STATED GOAL:
Copy out each line that mentions the word "JSON".
>> Start EXTRACTED DATA
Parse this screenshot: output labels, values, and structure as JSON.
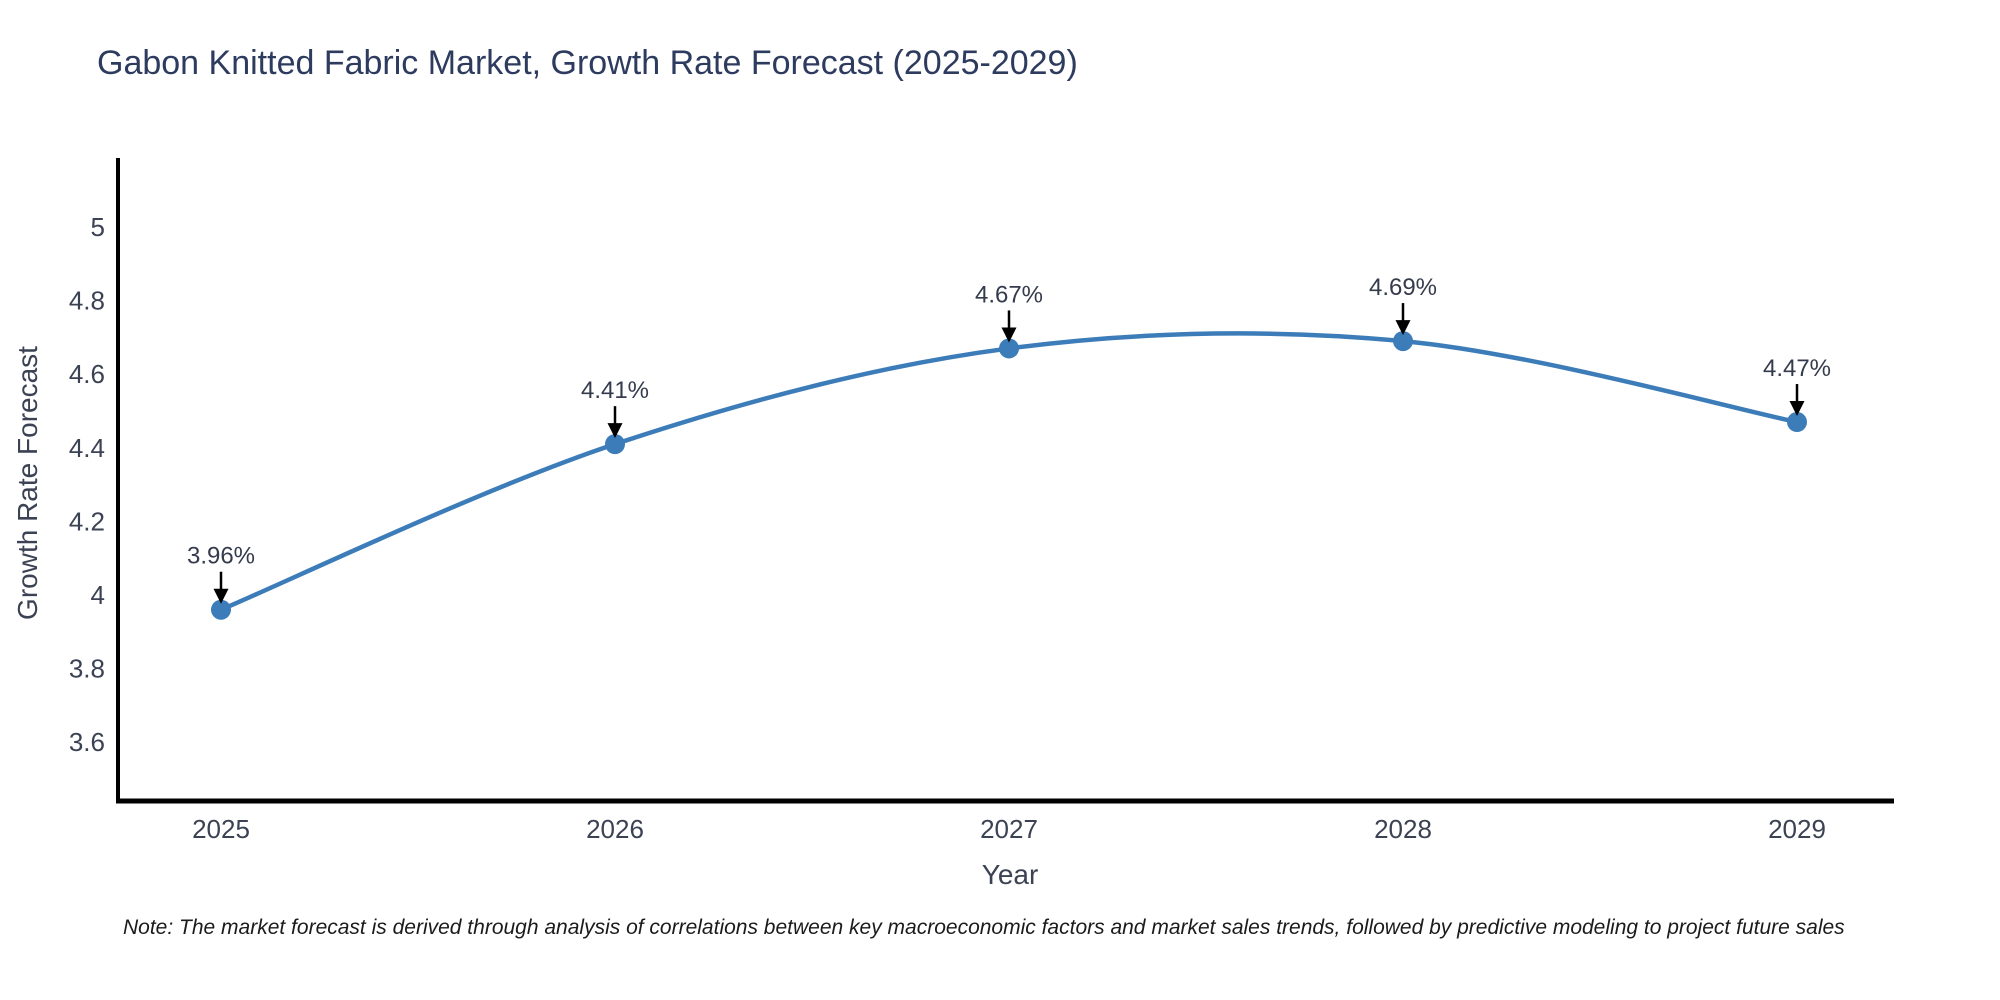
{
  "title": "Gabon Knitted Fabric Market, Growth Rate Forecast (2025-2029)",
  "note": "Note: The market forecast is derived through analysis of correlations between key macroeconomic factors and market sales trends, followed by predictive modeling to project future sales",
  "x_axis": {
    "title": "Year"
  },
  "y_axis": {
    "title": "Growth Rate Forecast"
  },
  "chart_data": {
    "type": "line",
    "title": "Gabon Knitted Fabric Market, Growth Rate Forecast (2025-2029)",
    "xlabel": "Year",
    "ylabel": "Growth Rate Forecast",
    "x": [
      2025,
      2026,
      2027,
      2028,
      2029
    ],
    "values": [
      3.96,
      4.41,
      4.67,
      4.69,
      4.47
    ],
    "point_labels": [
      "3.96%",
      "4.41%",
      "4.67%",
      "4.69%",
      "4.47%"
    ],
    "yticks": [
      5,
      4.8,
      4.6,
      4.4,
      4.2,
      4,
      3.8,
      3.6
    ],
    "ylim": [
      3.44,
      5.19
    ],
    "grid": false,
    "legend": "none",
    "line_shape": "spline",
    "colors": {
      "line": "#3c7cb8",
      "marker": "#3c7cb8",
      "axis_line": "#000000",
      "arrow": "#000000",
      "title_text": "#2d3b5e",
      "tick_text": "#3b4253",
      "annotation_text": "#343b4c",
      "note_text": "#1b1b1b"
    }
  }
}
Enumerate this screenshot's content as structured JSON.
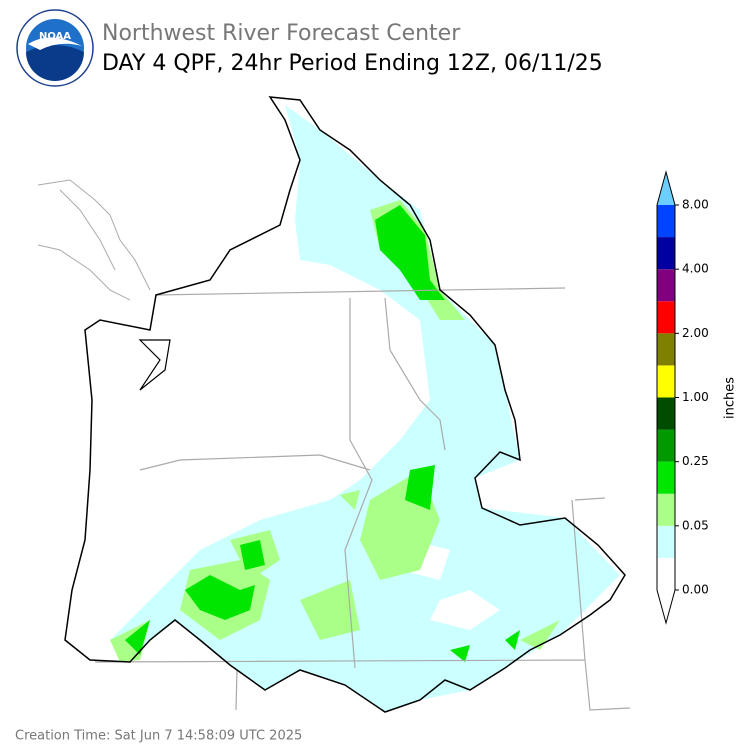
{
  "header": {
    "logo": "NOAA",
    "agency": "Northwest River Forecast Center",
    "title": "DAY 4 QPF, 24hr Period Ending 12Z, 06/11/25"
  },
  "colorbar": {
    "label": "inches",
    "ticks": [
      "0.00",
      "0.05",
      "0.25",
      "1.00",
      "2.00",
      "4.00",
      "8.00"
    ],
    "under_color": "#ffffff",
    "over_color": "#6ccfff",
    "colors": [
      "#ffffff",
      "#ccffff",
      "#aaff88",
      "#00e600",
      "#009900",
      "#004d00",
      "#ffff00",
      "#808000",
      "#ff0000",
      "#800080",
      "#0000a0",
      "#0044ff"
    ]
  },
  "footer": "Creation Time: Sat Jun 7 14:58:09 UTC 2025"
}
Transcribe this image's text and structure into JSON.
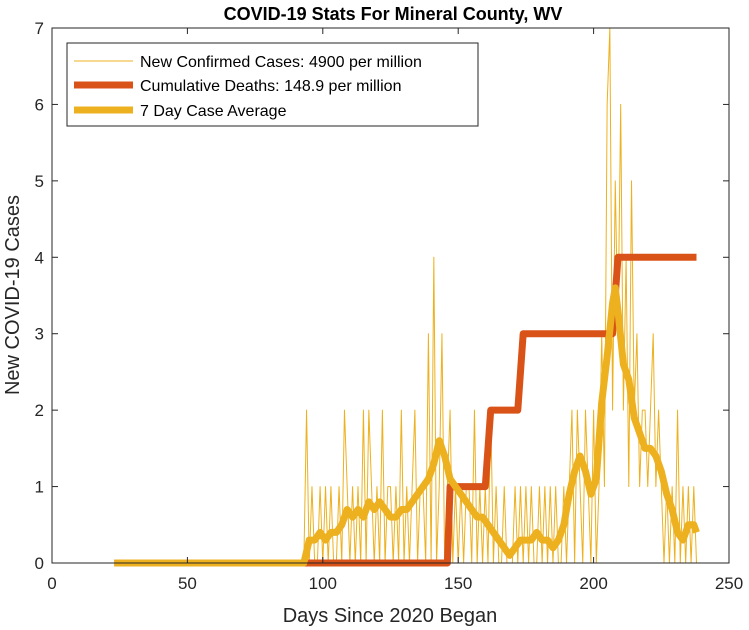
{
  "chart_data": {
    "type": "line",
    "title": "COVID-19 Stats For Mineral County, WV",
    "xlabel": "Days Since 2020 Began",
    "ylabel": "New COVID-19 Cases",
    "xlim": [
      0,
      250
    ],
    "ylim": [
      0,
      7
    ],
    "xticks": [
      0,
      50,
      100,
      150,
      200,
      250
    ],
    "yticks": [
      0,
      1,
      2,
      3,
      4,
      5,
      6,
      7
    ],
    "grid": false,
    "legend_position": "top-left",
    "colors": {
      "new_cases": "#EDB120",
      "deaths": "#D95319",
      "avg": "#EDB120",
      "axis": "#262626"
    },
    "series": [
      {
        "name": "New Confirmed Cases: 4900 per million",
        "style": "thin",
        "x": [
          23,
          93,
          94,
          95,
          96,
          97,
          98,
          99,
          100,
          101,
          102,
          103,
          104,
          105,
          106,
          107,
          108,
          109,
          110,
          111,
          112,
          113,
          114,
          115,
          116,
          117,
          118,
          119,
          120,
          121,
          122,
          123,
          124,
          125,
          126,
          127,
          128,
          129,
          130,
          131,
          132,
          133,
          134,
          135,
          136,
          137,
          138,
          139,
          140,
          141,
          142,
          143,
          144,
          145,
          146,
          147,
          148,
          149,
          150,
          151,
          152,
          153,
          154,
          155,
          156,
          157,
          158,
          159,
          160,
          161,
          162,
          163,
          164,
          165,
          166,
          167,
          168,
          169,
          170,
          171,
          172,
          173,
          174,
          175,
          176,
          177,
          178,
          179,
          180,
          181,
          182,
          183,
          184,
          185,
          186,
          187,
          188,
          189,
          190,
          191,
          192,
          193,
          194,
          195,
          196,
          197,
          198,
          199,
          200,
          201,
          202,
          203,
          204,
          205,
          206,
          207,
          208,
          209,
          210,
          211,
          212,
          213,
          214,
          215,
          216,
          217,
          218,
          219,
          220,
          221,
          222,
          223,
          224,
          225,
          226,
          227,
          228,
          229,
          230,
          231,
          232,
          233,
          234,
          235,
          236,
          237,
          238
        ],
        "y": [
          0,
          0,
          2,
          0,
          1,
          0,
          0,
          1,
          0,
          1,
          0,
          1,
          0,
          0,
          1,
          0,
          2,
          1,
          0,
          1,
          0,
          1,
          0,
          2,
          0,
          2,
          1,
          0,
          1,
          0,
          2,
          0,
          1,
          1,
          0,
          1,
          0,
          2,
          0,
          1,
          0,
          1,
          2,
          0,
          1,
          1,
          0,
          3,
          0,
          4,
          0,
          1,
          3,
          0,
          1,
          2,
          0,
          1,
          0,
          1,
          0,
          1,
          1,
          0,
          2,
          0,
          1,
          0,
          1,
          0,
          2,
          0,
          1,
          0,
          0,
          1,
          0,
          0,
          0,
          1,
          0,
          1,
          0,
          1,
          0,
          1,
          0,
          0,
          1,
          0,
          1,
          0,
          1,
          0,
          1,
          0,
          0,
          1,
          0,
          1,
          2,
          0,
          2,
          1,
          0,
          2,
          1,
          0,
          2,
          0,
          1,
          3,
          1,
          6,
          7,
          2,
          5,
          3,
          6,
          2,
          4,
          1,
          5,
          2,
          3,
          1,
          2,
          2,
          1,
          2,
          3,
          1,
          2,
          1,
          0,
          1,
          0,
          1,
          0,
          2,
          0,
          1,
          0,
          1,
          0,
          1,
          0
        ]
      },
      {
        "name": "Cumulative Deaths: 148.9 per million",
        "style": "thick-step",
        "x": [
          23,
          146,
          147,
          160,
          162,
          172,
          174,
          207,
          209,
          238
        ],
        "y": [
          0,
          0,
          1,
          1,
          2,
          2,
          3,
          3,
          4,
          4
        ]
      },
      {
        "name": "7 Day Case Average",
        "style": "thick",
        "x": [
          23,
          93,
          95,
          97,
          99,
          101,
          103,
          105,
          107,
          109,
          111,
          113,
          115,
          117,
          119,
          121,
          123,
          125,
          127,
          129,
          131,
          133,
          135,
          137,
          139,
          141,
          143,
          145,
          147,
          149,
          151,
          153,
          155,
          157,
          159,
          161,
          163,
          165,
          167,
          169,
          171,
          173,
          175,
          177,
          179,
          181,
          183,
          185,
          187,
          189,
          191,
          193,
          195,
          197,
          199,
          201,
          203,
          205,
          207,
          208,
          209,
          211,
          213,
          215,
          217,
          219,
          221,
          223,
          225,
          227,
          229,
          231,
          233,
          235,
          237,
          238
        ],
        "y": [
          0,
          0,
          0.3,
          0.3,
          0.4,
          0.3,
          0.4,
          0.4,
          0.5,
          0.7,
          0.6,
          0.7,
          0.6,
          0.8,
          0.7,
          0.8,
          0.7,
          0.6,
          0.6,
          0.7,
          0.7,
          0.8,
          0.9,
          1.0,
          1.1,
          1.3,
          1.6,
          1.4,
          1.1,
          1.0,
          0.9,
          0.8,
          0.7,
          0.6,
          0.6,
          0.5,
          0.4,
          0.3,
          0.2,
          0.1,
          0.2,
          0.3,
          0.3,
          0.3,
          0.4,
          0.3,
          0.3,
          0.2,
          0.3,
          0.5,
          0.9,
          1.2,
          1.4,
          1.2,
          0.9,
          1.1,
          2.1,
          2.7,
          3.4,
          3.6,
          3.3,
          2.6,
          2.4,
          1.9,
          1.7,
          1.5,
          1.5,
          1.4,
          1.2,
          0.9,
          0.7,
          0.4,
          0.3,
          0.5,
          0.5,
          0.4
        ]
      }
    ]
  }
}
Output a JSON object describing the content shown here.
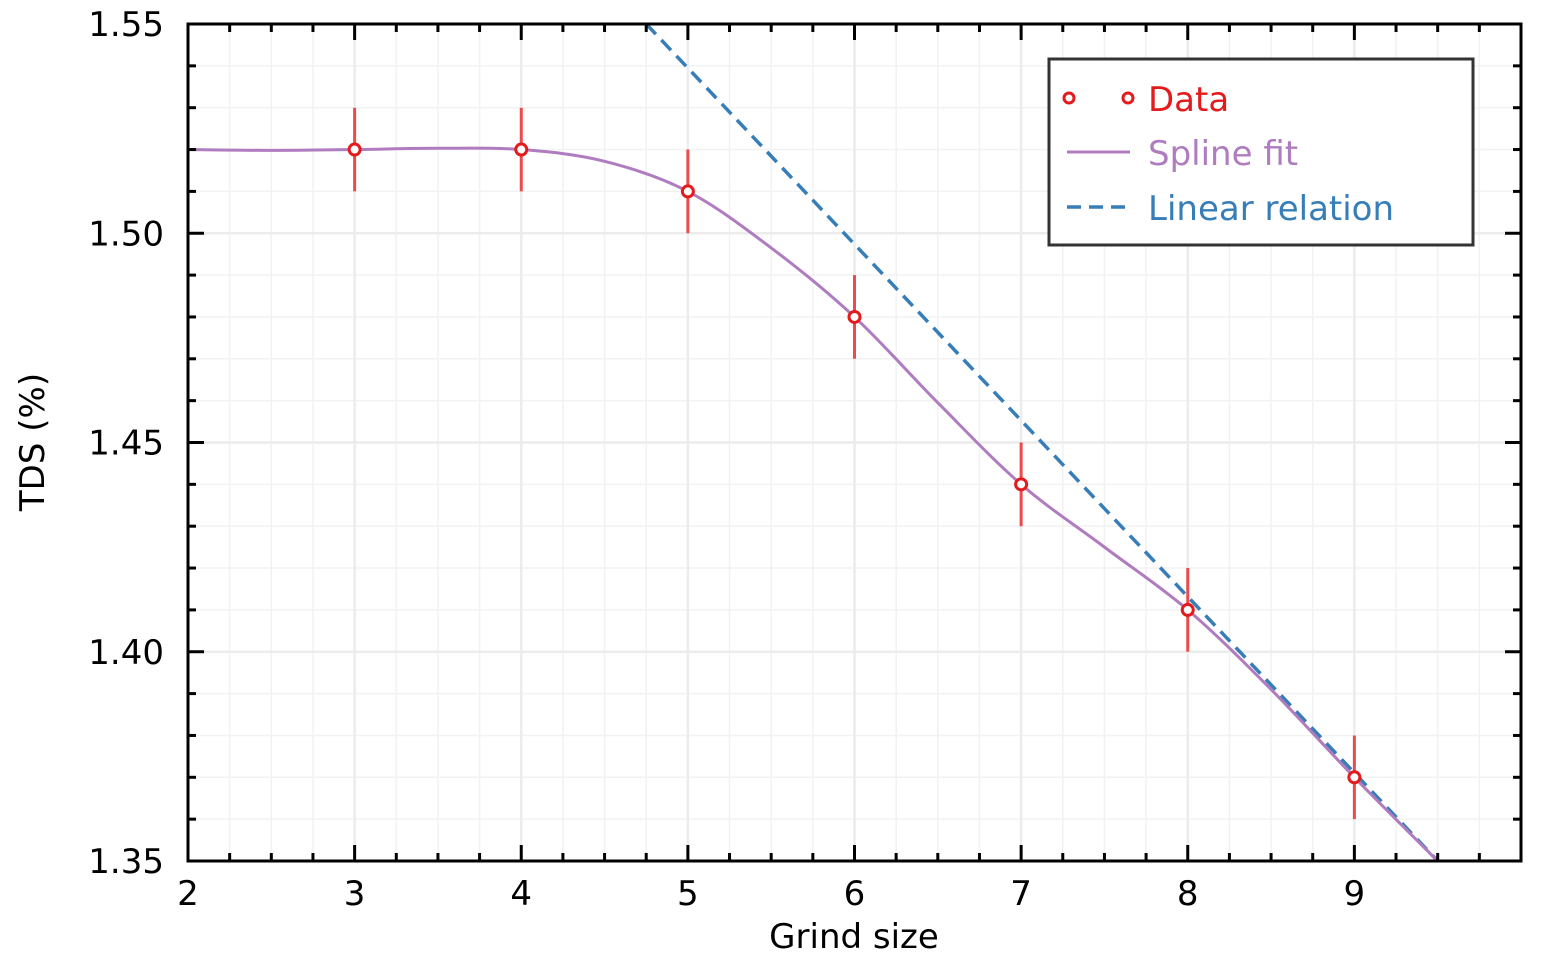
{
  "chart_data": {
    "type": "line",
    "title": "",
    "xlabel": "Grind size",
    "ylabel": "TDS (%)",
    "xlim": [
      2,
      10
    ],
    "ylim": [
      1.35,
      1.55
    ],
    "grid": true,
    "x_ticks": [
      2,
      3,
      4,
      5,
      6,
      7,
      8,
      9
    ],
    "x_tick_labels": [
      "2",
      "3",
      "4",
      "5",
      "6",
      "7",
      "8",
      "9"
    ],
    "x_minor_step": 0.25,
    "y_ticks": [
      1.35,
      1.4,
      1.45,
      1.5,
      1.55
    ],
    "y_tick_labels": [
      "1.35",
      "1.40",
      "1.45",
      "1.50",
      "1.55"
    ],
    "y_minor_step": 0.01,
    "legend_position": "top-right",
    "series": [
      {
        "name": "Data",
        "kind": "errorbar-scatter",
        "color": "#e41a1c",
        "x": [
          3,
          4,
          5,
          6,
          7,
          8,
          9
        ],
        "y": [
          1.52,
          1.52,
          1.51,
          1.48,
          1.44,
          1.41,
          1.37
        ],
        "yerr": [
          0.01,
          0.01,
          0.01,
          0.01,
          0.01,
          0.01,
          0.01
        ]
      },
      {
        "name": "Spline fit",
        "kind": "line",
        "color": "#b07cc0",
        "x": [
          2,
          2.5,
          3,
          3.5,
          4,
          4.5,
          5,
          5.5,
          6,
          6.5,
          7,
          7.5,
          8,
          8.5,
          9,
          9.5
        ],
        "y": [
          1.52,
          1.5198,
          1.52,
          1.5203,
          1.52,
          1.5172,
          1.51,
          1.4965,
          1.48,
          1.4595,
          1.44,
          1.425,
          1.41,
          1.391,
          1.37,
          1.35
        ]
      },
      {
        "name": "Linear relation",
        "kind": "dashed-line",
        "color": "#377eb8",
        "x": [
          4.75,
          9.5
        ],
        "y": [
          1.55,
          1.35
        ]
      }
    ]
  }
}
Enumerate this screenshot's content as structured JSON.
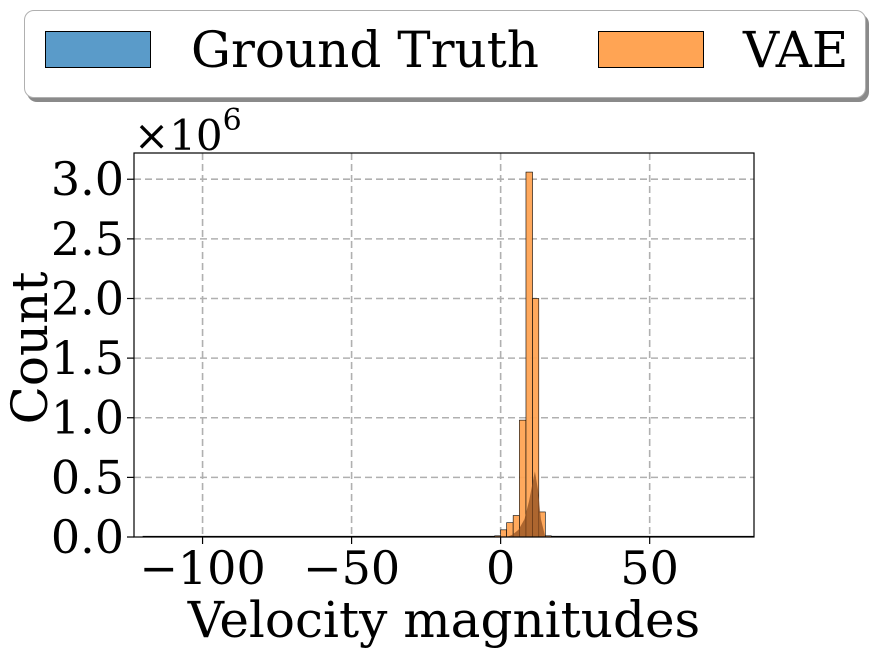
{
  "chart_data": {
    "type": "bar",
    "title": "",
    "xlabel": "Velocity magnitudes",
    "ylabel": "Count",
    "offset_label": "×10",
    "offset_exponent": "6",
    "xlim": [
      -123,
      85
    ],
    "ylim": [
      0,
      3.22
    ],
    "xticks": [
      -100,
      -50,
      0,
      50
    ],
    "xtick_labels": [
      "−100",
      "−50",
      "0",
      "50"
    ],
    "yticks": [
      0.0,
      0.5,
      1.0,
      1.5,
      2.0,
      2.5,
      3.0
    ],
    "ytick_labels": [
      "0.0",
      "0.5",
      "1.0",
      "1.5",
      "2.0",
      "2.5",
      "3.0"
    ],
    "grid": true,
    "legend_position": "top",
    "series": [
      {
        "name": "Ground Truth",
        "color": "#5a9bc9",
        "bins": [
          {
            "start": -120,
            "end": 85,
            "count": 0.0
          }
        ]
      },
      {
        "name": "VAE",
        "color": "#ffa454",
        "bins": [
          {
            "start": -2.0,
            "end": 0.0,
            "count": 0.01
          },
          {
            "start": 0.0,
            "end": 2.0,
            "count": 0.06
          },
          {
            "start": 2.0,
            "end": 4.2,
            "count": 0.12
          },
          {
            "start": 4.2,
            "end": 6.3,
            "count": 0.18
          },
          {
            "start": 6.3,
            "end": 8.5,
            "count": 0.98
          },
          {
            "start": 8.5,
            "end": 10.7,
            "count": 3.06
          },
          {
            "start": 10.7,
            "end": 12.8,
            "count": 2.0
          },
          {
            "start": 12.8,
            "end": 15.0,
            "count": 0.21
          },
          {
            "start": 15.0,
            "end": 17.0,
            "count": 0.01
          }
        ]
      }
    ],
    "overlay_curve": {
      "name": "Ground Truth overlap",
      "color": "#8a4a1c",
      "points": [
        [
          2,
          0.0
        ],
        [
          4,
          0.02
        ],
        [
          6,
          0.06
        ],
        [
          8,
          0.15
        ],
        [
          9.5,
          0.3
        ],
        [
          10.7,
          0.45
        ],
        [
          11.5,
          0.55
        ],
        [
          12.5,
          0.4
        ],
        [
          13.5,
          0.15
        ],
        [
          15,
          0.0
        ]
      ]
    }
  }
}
>> End EXTRACTED DATA
RESULT OF THE EXERCISE:
Parse this screenshot: output labels, values, and structure as JSON.
Enumerate this screenshot's content as structured JSON.
Transcribe this image's text and structure into JSON.
Output a JSON object describing the content shown here.
Enumerate this screenshot's content as structured JSON.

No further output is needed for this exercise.